— start of Input data —

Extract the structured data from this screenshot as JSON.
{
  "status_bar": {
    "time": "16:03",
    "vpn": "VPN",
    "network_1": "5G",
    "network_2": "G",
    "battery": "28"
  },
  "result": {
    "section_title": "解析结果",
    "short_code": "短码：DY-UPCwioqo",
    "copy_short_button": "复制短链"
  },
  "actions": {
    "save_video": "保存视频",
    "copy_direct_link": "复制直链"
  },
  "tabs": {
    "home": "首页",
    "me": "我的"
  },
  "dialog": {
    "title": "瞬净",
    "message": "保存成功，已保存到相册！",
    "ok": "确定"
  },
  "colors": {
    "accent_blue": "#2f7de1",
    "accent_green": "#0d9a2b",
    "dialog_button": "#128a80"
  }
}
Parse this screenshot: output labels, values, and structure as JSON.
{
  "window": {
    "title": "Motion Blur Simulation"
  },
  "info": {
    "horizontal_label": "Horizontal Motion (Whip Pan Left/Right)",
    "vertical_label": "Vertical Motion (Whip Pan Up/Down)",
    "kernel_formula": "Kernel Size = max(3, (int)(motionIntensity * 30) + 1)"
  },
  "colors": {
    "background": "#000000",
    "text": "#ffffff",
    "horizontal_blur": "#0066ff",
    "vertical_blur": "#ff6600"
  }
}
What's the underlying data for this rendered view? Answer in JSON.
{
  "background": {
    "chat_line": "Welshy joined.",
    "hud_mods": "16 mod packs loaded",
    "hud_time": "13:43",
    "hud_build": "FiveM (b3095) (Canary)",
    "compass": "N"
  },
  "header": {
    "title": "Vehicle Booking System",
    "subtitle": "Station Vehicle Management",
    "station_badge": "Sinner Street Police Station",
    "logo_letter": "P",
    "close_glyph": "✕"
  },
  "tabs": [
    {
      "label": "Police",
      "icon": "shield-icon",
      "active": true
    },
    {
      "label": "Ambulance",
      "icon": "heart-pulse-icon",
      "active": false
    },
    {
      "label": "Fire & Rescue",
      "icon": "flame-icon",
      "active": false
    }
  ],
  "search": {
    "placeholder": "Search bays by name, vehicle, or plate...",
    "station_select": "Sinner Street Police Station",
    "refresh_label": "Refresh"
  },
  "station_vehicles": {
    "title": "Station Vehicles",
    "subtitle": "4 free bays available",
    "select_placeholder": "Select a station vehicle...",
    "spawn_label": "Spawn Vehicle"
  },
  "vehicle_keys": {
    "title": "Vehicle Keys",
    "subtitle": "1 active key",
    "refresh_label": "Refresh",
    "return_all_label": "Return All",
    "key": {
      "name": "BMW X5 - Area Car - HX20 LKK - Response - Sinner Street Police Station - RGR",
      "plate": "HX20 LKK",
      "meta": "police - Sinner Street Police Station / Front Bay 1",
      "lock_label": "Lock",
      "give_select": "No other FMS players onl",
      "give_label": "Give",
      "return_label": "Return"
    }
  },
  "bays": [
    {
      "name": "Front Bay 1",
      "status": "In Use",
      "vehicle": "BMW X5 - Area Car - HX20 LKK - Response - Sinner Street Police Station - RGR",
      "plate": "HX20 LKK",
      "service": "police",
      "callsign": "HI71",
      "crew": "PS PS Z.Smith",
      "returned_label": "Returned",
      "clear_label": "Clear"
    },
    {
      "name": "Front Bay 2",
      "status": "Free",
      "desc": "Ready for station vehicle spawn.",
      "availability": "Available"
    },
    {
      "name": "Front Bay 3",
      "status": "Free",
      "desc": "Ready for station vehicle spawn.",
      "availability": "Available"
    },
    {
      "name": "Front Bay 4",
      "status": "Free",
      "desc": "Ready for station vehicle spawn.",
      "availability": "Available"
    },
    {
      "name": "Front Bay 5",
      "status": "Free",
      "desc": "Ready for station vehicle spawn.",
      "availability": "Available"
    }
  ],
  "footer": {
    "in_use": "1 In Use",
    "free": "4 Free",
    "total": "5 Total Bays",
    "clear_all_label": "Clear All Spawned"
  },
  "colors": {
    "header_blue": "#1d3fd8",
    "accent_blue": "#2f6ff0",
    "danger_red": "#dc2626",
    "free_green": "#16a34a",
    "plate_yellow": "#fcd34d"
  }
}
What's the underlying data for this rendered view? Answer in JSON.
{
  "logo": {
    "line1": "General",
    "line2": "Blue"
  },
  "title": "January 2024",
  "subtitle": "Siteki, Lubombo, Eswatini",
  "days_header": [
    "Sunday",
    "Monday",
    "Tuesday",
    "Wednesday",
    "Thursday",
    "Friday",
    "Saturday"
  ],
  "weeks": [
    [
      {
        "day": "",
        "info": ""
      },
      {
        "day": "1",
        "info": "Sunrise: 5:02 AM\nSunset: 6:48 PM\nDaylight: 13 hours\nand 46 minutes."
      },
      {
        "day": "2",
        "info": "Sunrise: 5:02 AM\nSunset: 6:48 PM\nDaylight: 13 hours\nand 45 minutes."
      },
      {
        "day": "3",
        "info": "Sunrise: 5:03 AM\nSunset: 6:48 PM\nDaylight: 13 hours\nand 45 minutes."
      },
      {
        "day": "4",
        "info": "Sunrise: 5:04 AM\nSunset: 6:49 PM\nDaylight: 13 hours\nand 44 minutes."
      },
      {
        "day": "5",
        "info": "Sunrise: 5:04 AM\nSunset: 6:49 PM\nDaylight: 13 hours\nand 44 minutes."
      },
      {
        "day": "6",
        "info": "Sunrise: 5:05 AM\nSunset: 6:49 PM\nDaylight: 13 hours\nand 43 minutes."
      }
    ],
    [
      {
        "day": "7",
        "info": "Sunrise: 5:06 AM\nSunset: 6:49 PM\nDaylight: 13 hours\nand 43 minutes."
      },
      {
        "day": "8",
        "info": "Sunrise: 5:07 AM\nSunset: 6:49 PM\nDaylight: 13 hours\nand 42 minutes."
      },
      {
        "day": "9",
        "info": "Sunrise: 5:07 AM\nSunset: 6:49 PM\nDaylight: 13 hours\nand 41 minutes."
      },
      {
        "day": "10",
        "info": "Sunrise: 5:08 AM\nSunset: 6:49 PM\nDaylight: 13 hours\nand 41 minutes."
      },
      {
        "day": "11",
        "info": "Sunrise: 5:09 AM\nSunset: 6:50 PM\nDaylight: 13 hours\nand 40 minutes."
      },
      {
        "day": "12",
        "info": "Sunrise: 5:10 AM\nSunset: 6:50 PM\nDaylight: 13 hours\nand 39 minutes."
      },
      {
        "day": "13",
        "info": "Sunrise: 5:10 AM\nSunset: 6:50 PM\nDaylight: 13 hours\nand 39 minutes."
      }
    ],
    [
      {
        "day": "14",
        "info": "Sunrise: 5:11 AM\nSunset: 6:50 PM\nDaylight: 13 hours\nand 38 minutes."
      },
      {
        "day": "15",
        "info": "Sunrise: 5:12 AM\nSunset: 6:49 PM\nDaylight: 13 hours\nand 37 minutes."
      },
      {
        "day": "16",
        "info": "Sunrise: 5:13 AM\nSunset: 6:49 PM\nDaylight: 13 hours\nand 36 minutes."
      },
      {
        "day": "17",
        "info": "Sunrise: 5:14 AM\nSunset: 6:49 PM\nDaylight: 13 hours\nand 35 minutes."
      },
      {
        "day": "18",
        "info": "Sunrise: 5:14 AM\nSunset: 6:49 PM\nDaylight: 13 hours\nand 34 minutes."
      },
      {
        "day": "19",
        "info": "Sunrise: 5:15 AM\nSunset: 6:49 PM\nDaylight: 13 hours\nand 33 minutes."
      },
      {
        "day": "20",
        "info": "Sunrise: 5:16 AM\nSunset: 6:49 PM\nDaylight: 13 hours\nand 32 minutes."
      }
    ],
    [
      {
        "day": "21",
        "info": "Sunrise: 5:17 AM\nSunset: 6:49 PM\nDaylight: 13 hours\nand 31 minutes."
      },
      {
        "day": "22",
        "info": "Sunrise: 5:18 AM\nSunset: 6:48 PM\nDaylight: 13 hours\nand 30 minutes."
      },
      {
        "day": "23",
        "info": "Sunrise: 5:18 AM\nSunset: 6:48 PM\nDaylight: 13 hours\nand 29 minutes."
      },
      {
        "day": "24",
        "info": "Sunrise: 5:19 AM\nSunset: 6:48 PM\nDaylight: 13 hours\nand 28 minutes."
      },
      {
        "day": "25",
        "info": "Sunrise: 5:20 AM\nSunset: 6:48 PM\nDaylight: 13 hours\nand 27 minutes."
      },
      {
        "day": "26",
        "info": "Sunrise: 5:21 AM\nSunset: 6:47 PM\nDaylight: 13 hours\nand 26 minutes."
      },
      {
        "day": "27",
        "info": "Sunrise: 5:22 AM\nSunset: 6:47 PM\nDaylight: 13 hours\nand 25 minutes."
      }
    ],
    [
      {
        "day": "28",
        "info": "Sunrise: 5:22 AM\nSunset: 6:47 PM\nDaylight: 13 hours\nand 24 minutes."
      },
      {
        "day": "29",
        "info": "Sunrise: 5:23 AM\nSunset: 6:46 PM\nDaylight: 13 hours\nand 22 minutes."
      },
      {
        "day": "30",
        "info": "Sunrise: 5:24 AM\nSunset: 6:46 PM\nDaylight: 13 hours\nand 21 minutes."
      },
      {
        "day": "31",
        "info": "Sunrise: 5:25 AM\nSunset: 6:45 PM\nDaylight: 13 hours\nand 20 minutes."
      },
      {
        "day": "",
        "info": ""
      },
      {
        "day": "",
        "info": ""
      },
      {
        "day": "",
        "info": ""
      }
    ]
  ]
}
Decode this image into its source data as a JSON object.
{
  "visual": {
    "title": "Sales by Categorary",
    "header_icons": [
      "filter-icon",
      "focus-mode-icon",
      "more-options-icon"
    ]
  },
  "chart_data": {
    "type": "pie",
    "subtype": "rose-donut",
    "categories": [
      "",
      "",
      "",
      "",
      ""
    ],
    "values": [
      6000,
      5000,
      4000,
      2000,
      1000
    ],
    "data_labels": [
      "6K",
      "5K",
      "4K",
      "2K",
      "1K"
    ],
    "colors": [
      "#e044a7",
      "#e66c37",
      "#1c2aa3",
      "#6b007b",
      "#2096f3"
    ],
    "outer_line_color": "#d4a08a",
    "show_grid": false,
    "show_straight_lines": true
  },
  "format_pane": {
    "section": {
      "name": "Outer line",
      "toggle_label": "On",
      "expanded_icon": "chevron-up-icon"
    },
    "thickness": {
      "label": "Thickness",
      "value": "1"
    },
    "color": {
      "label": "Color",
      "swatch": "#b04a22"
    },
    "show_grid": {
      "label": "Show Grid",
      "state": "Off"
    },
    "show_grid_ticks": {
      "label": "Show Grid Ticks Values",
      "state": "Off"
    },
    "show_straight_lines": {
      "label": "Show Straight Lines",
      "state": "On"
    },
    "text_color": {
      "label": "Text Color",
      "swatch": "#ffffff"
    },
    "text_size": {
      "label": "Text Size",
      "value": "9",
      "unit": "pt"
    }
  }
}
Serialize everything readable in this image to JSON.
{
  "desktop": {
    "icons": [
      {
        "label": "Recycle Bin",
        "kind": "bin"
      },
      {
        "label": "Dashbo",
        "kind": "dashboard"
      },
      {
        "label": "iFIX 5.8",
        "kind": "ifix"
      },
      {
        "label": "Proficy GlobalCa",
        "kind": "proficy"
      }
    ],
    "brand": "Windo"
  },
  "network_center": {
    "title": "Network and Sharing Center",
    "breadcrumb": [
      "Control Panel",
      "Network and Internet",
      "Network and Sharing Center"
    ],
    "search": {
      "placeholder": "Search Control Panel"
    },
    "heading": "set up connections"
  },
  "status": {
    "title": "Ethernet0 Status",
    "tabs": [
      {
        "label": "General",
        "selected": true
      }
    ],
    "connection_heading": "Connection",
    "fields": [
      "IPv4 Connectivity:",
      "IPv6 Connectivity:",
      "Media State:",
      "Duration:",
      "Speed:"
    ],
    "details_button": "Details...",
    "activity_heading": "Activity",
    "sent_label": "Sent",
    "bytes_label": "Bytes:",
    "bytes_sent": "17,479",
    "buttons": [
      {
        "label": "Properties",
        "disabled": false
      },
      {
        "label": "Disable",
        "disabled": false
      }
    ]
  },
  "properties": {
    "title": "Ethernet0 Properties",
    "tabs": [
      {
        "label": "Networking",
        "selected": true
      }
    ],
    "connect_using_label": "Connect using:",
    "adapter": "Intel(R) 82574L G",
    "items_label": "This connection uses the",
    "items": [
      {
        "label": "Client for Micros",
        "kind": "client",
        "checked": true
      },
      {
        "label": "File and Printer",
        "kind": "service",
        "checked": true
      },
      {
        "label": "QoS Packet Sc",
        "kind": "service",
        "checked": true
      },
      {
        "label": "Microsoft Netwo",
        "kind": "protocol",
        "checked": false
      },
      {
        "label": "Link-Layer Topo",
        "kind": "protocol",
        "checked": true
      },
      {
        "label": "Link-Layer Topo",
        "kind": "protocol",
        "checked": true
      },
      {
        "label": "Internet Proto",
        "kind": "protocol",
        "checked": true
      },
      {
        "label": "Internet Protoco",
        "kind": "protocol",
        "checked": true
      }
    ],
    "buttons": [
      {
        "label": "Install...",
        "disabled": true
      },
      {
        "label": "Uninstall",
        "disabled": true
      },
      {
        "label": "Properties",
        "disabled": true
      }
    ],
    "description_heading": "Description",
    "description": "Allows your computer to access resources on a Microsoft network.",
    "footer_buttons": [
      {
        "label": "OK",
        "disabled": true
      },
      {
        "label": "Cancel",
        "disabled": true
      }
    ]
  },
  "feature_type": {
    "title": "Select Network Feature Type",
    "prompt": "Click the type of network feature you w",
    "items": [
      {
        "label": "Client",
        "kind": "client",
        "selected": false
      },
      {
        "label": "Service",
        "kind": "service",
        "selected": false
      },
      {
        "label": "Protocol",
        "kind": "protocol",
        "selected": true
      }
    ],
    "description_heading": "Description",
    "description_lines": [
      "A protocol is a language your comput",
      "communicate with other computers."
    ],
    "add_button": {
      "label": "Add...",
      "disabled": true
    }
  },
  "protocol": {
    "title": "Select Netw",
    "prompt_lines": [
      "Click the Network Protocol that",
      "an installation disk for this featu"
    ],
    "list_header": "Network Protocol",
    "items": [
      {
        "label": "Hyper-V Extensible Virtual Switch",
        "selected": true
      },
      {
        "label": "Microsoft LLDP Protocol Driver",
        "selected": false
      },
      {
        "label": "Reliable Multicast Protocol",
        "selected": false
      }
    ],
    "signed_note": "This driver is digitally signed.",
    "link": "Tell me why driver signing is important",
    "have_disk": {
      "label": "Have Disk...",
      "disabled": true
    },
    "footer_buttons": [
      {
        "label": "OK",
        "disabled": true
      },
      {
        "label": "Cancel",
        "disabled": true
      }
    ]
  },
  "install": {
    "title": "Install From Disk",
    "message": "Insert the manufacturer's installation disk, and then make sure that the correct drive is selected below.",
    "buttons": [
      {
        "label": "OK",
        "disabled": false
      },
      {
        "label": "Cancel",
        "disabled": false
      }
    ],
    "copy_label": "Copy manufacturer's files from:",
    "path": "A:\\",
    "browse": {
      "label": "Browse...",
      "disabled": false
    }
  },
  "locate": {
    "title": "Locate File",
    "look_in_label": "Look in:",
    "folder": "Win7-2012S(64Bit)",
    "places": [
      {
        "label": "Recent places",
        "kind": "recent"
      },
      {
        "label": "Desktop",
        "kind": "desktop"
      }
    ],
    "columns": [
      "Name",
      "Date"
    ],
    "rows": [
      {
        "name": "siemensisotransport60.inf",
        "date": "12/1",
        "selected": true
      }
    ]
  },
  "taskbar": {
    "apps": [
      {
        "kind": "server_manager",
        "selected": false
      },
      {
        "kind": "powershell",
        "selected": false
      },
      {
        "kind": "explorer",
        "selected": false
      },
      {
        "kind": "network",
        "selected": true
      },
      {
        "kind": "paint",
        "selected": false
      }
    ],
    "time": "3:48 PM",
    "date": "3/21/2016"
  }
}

— end of Input data —

- _Objective_
Count every line above that holds the word "manufacturer", and state the number and nothing more.

- _Full solution_
2